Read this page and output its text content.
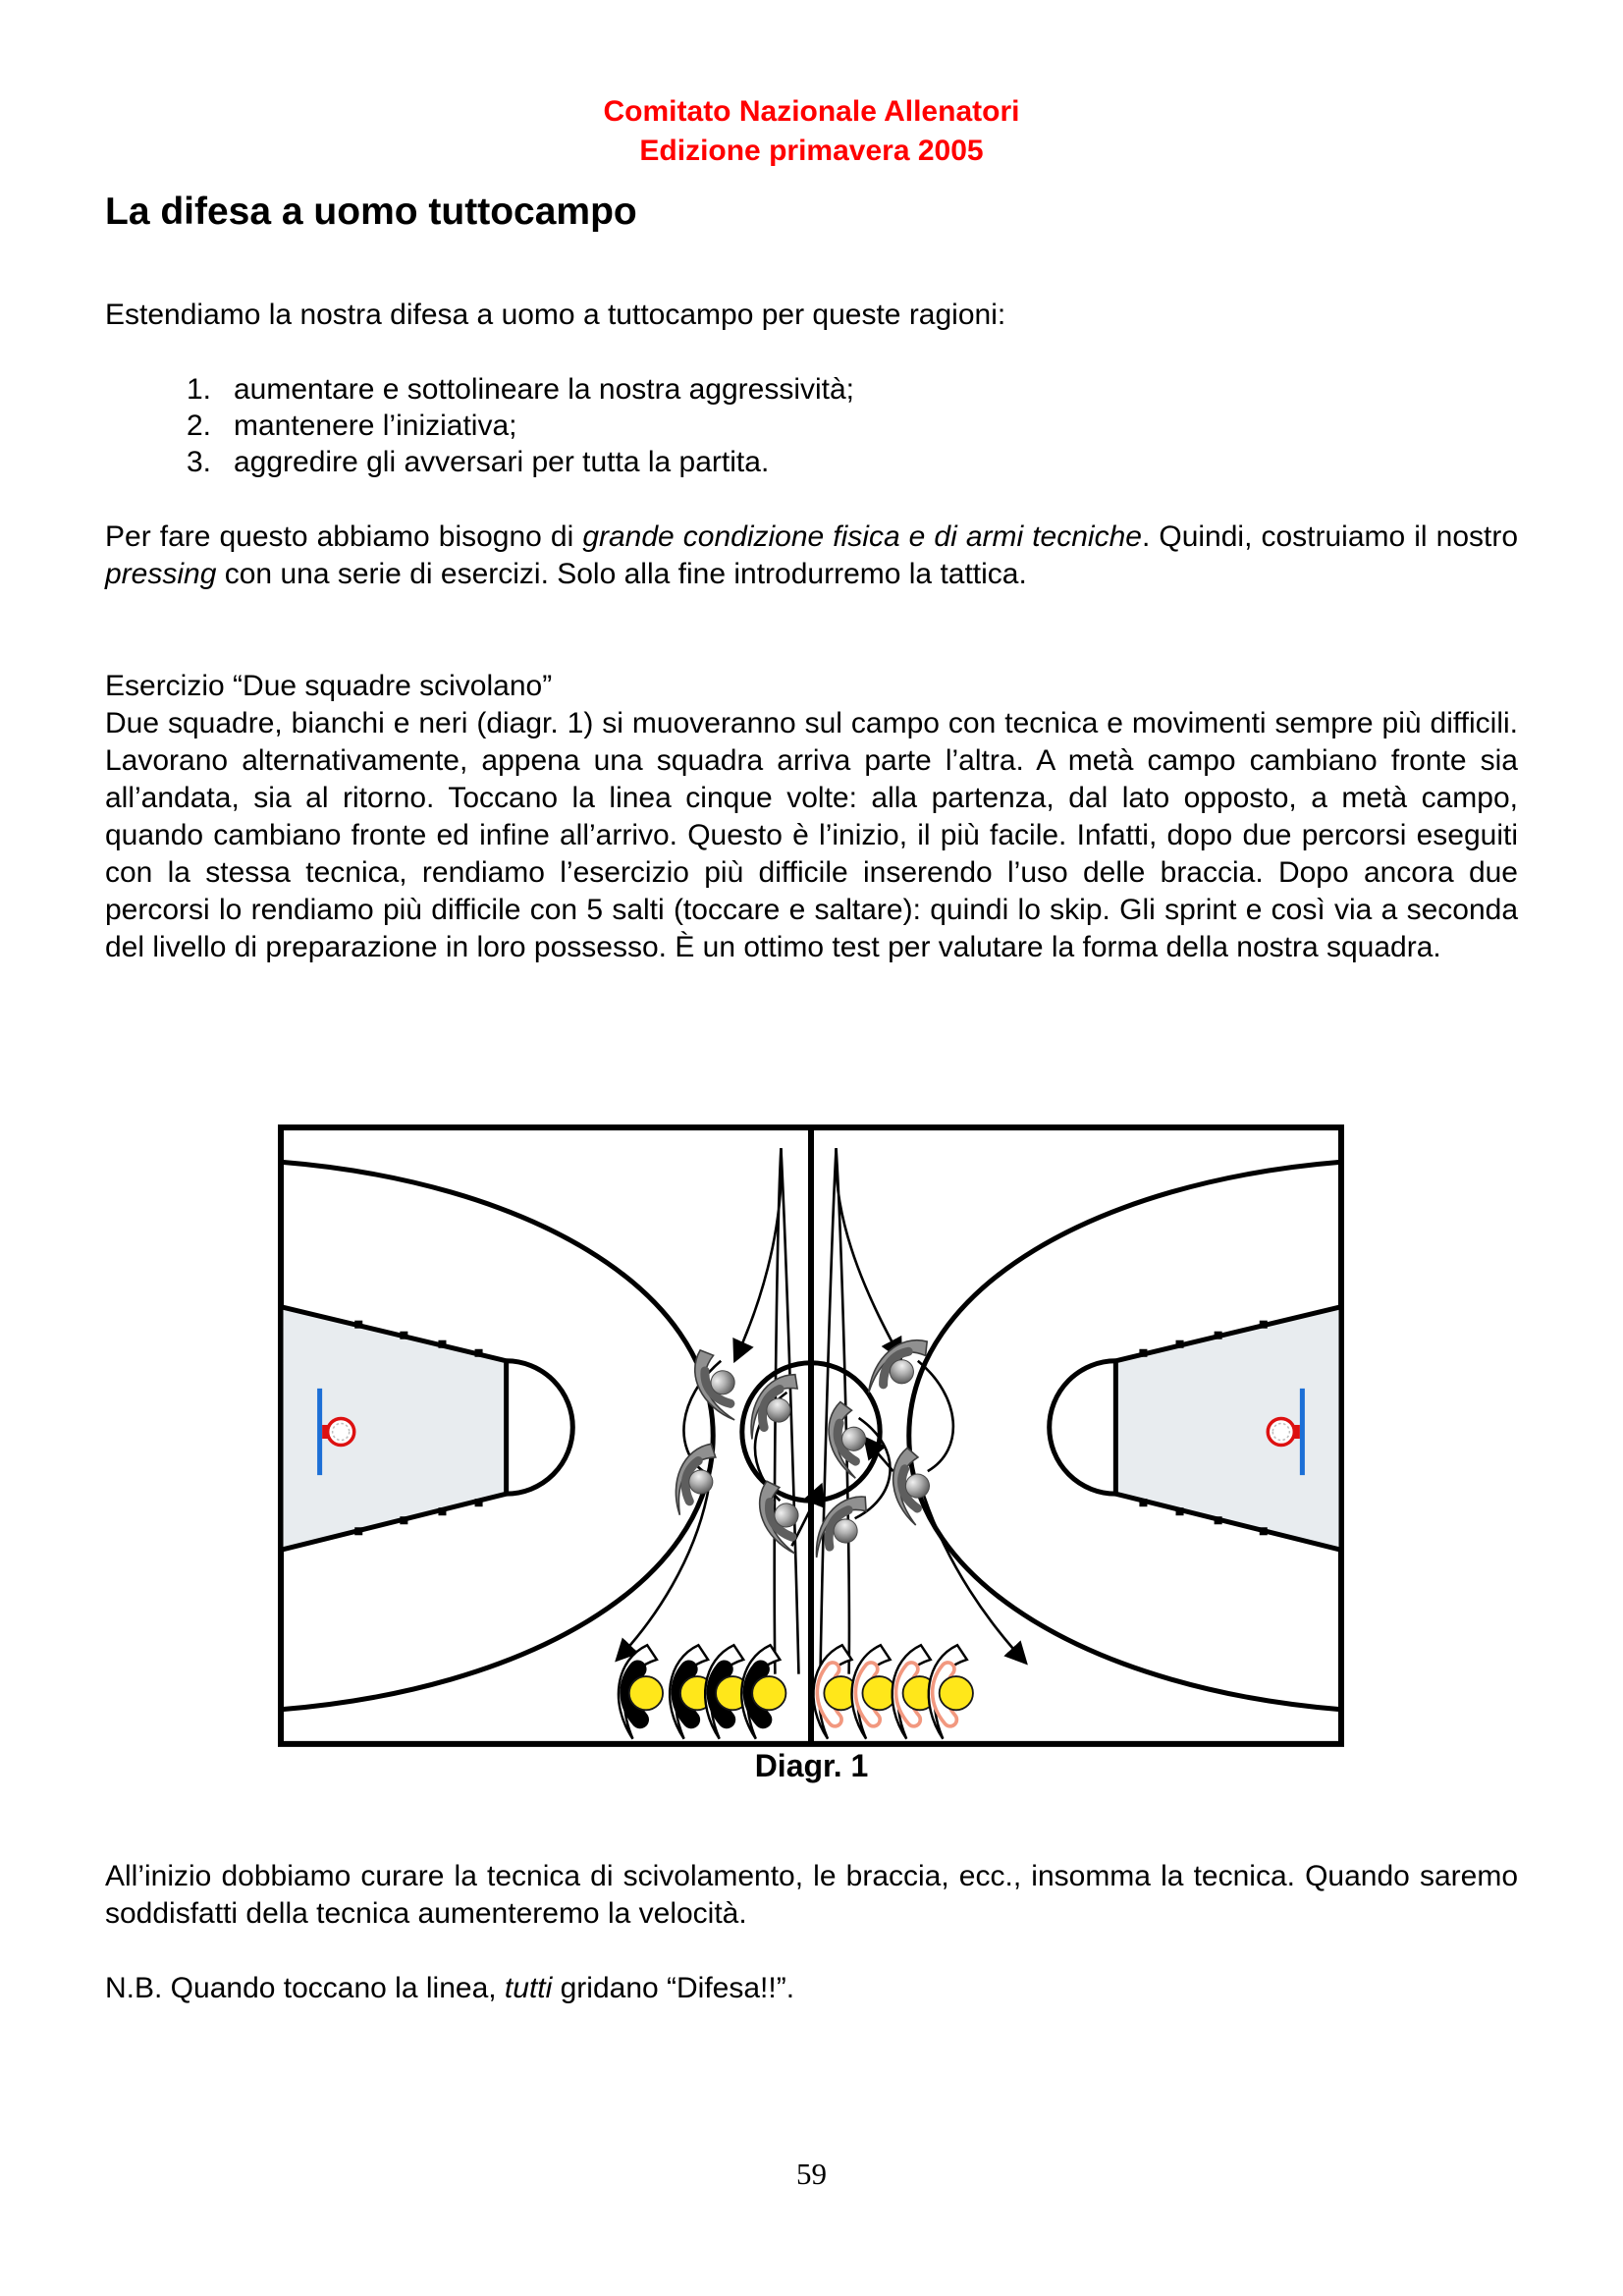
Comitato Nazionale Allenatori
Edizione primavera 2005
La difesa a uomo tuttocampo
Estendiamo la nostra difesa a uomo a tuttocampo per queste ragioni:
1. aumentare e sottolineare la nostra aggressività;
2. mantenere l’iniziativa;
3. aggredire gli avversari per tutta la partita.
Per fare questo abbiamo bisogno di grande condizione fisica e di armi tecniche. Quindi, costruiamo il nostro pressing con una serie di esercizi. Solo alla fine introdurremo la tattica.
Esercizio “Due squadre scivolano”
Due squadre, bianchi e neri (diagr. 1) si muoveranno sul campo con tecnica e movimenti sempre più difficili. Lavorano alternativamente, appena una squadra arriva parte l’altra. A metà campo cambiano fronte sia all’andata, sia al ritorno. Toccano la linea cinque volte: alla partenza, dal lato opposto, a metà campo, quando cambiano fronte ed infine all’arrivo. Questo è l’inizio, il più facile. Infatti, dopo due percorsi eseguiti con la stessa tecnica, rendiamo l’esercizio più difficile inserendo l’uso delle braccia. Dopo ancora due percorsi lo rendiamo più difficile con 5 salti (toccare e saltare): quindi lo skip. Gli sprint e così via a seconda del livello di preparazione in loro possesso. È un ottimo test per valutare la forma della nostra squadra.
Diagr. 1
All’inizio dobbiamo curare la tecnica di scivolamento, le braccia, ecc., insomma la tecnica. Quando saremo soddisfatti della tecnica aumenteremo la velocità.
N.B. Quando toccano la linea, tutti gridano “Difesa!!”.
59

▸ Task brief:
Each line in the entries above that includes the string "tuttocampo" should be extracted.

▸ Worked answer:
La difesa a uomo tuttocampo
Estendiamo la nostra difesa a uomo a tuttocampo per queste ragioni:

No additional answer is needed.